(Data items)
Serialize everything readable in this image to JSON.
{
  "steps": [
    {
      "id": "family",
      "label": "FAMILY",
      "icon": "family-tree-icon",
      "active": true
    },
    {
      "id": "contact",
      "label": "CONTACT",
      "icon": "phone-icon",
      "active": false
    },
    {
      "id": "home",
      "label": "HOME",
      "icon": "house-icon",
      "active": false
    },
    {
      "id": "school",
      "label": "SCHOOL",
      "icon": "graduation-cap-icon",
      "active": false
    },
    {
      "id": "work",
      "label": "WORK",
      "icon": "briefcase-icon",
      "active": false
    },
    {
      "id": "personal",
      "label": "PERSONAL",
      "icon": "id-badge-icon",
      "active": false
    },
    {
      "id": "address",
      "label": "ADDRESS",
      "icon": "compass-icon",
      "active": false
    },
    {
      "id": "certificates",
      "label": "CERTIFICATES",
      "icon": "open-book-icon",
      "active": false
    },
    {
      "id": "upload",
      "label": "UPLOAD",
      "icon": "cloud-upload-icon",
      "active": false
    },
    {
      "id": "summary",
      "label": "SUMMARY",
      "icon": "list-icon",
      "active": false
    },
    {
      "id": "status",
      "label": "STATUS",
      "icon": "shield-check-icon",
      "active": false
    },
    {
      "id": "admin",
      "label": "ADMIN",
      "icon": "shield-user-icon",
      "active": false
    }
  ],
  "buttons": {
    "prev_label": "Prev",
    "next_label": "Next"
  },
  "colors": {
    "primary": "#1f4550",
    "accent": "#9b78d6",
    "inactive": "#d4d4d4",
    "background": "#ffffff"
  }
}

◆ The request
Exactly reproduce every line of the records.

◆ Task result
Serialize everything readable in this image to JSON.
{
  "steps": [
    {
      "id": "family",
      "label": "FAMILY",
      "icon": "family-tree-icon",
      "active": true
    },
    {
      "id": "contact",
      "label": "CONTACT",
      "icon": "phone-icon",
      "active": false
    },
    {
      "id": "home",
      "label": "HOME",
      "icon": "house-icon",
      "active": false
    },
    {
      "id": "school",
      "label": "SCHOOL",
      "icon": "graduation-cap-icon",
      "active": false
    },
    {
      "id": "work",
      "label": "WORK",
      "icon": "briefcase-icon",
      "active": false
    },
    {
      "id": "personal",
      "label": "PERSONAL",
      "icon": "id-badge-icon",
      "active": false
    },
    {
      "id": "address",
      "label": "ADDRESS",
      "icon": "compass-icon",
      "active": false
    },
    {
      "id": "certificates",
      "label": "CERTIFICATES",
      "icon": "open-book-icon",
      "active": false
    },
    {
      "id": "upload",
      "label": "UPLOAD",
      "icon": "cloud-upload-icon",
      "active": false
    },
    {
      "id": "summary",
      "label": "SUMMARY",
      "icon": "list-icon",
      "active": false
    },
    {
      "id": "status",
      "label": "STATUS",
      "icon": "shield-check-icon",
      "active": false
    },
    {
      "id": "admin",
      "label": "ADMIN",
      "icon": "shield-user-icon",
      "active": false
    }
  ],
  "buttons": {
    "prev_label": "Prev",
    "next_label": "Next"
  },
  "colors": {
    "primary": "#1f4550",
    "accent": "#9b78d6",
    "inactive": "#d4d4d4",
    "background": "#ffffff"
  }
}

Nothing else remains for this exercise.